(Exercise instructions): Each line below is to be written out in full, exactly as shown.

··· Rows ···

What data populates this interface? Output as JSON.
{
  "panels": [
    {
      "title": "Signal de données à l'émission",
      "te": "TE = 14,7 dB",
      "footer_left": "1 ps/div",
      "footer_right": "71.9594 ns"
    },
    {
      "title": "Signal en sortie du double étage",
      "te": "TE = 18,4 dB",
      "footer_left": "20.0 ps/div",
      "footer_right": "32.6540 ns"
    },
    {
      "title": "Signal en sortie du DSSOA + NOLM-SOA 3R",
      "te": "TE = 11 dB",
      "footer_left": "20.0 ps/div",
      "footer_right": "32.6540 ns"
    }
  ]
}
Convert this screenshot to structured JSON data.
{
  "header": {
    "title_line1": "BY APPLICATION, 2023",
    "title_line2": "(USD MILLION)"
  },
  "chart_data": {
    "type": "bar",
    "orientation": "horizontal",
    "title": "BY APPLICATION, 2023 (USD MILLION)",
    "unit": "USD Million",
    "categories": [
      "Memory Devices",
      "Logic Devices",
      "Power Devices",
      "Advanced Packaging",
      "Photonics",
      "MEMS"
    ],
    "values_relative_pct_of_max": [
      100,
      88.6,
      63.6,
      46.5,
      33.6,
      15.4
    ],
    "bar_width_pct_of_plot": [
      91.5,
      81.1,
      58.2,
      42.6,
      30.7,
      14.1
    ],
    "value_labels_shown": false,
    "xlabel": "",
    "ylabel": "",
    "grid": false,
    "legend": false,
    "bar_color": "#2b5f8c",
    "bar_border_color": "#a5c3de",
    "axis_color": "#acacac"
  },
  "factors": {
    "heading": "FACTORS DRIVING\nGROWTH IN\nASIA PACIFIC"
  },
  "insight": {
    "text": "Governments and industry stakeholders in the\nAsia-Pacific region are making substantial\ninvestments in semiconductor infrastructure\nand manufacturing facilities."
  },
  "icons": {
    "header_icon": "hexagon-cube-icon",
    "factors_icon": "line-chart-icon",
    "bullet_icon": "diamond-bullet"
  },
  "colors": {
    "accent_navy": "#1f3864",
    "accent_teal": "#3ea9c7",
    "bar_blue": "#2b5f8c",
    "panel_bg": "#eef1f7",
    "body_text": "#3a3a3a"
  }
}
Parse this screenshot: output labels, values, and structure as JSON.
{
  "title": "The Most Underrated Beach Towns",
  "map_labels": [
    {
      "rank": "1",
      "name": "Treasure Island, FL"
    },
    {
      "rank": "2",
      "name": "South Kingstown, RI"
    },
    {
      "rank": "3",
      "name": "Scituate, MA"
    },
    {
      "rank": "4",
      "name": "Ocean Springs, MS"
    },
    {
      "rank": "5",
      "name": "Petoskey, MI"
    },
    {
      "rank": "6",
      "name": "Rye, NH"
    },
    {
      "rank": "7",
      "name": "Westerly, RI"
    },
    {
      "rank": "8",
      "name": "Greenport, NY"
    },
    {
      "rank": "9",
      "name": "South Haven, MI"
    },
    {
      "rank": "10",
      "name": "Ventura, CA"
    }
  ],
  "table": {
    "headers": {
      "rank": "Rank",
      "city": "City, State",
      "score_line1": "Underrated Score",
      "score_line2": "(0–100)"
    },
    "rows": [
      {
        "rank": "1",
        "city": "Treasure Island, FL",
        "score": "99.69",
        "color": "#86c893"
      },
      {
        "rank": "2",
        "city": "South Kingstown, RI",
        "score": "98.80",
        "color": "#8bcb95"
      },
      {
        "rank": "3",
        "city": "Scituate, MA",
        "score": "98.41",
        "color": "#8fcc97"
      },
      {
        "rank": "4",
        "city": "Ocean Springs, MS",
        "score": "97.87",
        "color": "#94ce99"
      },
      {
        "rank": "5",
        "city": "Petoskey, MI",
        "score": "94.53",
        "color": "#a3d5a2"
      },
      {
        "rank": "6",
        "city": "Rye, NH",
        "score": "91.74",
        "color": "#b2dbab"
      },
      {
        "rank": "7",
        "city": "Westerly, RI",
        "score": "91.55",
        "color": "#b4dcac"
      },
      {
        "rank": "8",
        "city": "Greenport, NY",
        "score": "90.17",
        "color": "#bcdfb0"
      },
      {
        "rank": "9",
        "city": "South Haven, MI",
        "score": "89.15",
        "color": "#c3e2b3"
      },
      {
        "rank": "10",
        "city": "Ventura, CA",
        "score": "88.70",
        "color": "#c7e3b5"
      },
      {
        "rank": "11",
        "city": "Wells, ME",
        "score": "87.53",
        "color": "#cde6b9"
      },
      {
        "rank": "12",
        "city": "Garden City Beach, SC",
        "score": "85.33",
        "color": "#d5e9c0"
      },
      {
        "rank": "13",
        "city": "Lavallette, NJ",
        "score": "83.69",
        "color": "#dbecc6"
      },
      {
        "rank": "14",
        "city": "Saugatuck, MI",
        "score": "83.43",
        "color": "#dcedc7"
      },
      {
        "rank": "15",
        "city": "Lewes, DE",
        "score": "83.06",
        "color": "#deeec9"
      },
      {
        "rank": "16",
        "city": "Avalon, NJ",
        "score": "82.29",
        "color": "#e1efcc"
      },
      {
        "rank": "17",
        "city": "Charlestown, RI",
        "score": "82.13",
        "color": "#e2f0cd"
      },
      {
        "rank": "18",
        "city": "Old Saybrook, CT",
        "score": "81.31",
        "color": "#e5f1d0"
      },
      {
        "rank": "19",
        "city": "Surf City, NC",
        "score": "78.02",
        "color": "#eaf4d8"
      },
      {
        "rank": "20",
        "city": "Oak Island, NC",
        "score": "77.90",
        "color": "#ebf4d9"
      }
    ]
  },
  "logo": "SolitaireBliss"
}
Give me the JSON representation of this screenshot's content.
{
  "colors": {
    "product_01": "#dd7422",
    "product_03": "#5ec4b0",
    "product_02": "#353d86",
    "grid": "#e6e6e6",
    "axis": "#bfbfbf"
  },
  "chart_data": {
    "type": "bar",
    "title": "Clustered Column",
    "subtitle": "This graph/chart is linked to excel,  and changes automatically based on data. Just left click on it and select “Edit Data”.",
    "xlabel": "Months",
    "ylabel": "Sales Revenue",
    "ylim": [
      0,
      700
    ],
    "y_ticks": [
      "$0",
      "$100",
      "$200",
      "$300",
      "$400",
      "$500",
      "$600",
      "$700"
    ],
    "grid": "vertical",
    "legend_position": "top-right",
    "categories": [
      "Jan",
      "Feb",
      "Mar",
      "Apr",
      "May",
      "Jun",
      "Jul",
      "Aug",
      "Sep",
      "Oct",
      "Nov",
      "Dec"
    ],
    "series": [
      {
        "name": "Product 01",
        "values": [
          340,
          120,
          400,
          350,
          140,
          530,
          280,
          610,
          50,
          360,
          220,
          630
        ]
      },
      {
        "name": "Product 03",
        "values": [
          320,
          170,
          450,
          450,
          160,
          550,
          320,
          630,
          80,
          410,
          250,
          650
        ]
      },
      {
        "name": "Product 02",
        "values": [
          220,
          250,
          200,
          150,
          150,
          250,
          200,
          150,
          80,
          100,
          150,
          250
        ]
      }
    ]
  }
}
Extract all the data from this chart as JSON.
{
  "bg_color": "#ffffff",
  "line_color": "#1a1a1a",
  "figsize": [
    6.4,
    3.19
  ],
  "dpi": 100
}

···

(Exercise solution):
What data populates this interface? Output as JSON.
{
  "panels": [
    {
      "title": "Signal de données à l'émission",
      "te": "TE = 14,7 dB",
      "footer_left": "1 ps/div",
      "footer_right": "71.9594 ns"
    },
    {
      "title": "Signal en sortie du double étage",
      "te": "TE = 18,4 dB",
      "footer_left": "20.0 ps/div",
      "footer_right": "32.6540 ns"
    },
    {
      "title": "Signal en sortie du DSSOA + NOLM-SOA 3R",
      "te": "TE = 11 dB",
      "footer_left": "20.0 ps/div",
      "footer_right": "32.6540 ns"
    }
  ]
}
Convert this screenshot to structured JSON data.
{
  "header": {
    "title_line1": "BY APPLICATION, 2023",
    "title_line2": "(USD MILLION)"
  },
  "chart_data": {
    "type": "bar",
    "orientation": "horizontal",
    "title": "BY APPLICATION, 2023 (USD MILLION)",
    "unit": "USD Million",
    "categories": [
      "Memory Devices",
      "Logic Devices",
      "Power Devices",
      "Advanced Packaging",
      "Photonics",
      "MEMS"
    ],
    "values_relative_pct_of_max": [
      100,
      88.6,
      63.6,
      46.5,
      33.6,
      15.4
    ],
    "bar_width_pct_of_plot": [
      91.5,
      81.1,
      58.2,
      42.6,
      30.7,
      14.1
    ],
    "value_labels_shown": false,
    "xlabel": "",
    "ylabel": "",
    "grid": false,
    "legend": false,
    "bar_color": "#2b5f8c",
    "bar_border_color": "#a5c3de",
    "axis_color": "#acacac"
  },
  "factors": {
    "heading": "FACTORS DRIVING\nGROWTH IN\nASIA PACIFIC"
  },
  "insight": {
    "text": "Governments and industry stakeholders in the\nAsia-Pacific region are making substantial\ninvestments in semiconductor infrastructure\nand manufacturing facilities."
  },
  "icons": {
    "header_icon": "hexagon-cube-icon",
    "factors_icon": "line-chart-icon",
    "bullet_icon": "diamond-bullet"
  },
  "colors": {
    "accent_navy": "#1f3864",
    "accent_teal": "#3ea9c7",
    "bar_blue": "#2b5f8c",
    "panel_bg": "#eef1f7",
    "body_text": "#3a3a3a"
  }
}
Parse this screenshot: output labels, values, and structure as JSON.
{
  "title": "The Most Underrated Beach Towns",
  "map_labels": [
    {
      "rank": "1",
      "name": "Treasure Island, FL"
    },
    {
      "rank": "2",
      "name": "South Kingstown, RI"
    },
    {
      "rank": "3",
      "name": "Scituate, MA"
    },
    {
      "rank": "4",
      "name": "Ocean Springs, MS"
    },
    {
      "rank": "5",
      "name": "Petoskey, MI"
    },
    {
      "rank": "6",
      "name": "Rye, NH"
    },
    {
      "rank": "7",
      "name": "Westerly, RI"
    },
    {
      "rank": "8",
      "name": "Greenport, NY"
    },
    {
      "rank": "9",
      "name": "South Haven, MI"
    },
    {
      "rank": "10",
      "name": "Ventura, CA"
    }
  ],
  "table": {
    "headers": {
      "rank": "Rank",
      "city": "City, State",
      "score_line1": "Underrated Score",
      "score_line2": "(0–100)"
    },
    "rows": [
      {
        "rank": "1",
        "city": "Treasure Island, FL",
        "score": "99.69",
        "color": "#86c893"
      },
      {
        "rank": "2",
        "city": "South Kingstown, RI",
        "score": "98.80",
        "color": "#8bcb95"
      },
      {
        "rank": "3",
        "city": "Scituate, MA",
        "score": "98.41",
        "color": "#8fcc97"
      },
      {
        "rank": "4",
        "city": "Ocean Springs, MS",
        "score": "97.87",
        "color": "#94ce99"
      },
      {
        "rank": "5",
        "city": "Petoskey, MI",
        "score": "94.53",
        "color": "#a3d5a2"
      },
      {
        "rank": "6",
        "city": "Rye, NH",
        "score": "91.74",
        "color": "#b2dbab"
      },
      {
        "rank": "7",
        "city": "Westerly, RI",
        "score": "91.55",
        "color": "#b4dcac"
      },
      {
        "rank": "8",
        "city": "Greenport, NY",
        "score": "90.17",
        "color": "#bcdfb0"
      },
      {
        "rank": "9",
        "city": "South Haven, MI",
        "score": "89.15",
        "color": "#c3e2b3"
      },
      {
        "rank": "10",
        "city": "Ventura, CA",
        "score": "88.70",
        "color": "#c7e3b5"
      },
      {
        "rank": "11",
        "city": "Wells, ME",
        "score": "87.53",
        "color": "#cde6b9"
      },
      {
        "rank": "12",
        "city": "Garden City Beach, SC",
        "score": "85.33",
        "color": "#d5e9c0"
      },
      {
        "rank": "13",
        "city": "Lavallette, NJ",
        "score": "83.69",
        "color": "#dbecc6"
      },
      {
        "rank": "14",
        "city": "Saugatuck, MI",
        "score": "83.43",
        "color": "#dcedc7"
      },
      {
        "rank": "15",
        "city": "Lewes, DE",
        "score": "83.06",
        "color": "#deeec9"
      },
      {
        "rank": "16",
        "city": "Avalon, NJ",
        "score": "82.29",
        "color": "#e1efcc"
      },
      {
        "rank": "17",
        "city": "Charlestown, RI",
        "score": "82.13",
        "color": "#e2f0cd"
      },
      {
        "rank": "18",
        "city": "Old Saybrook, CT",
        "score": "81.31",
        "color": "#e5f1d0"
      },
      {
        "rank": "19",
        "city": "Surf City, NC",
        "score": "78.02",
        "color": "#eaf4d8"
      },
      {
        "rank": "20",
        "city": "Oak Island, NC",
        "score": "77.90",
        "color": "#ebf4d9"
      }
    ]
  },
  "logo": "SolitaireBliss"
}
Give me the JSON representation of this screenshot's content.
{
  "colors": {
    "product_01": "#dd7422",
    "product_03": "#5ec4b0",
    "product_02": "#353d86",
    "grid": "#e6e6e6",
    "axis": "#bfbfbf"
  },
  "chart_data": {
    "type": "bar",
    "title": "Clustered Column",
    "subtitle": "This graph/chart is linked to excel,  and changes automatically based on data. Just left click on it and select “Edit Data”.",
    "xlabel": "Months",
    "ylabel": "Sales Revenue",
    "ylim": [
      0,
      700
    ],
    "y_ticks": [
      "$0",
      "$100",
      "$200",
      "$300",
      "$400",
      "$500",
      "$600",
      "$700"
    ],
    "grid": "vertical",
    "legend_position": "top-right",
    "categories": [
      "Jan",
      "Feb",
      "Mar",
      "Apr",
      "May",
      "Jun",
      "Jul",
      "Aug",
      "Sep",
      "Oct",
      "Nov",
      "Dec"
    ],
    "series": [
      {
        "name": "Product 01",
        "values": [
          340,
          120,
          400,
          350,
          140,
          530,
          280,
          610,
          50,
          360,
          220,
          630
        ]
      },
      {
        "name": "Product 03",
        "values": [
          320,
          170,
          450,
          450,
          160,
          550,
          320,
          630,
          80,
          410,
          250,
          650
        ]
      },
      {
        "name": "Product 02",
        "values": [
          220,
          250,
          200,
          150,
          150,
          250,
          200,
          150,
          80,
          100,
          150,
          250
        ]
      }
    ]
  }
}
Extract all the data from this chart as JSON.
{
  "bg_color": "#ffffff",
  "line_color": "#1a1a1a",
  "figsize": [
    6.4,
    3.19
  ],
  "dpi": 100
}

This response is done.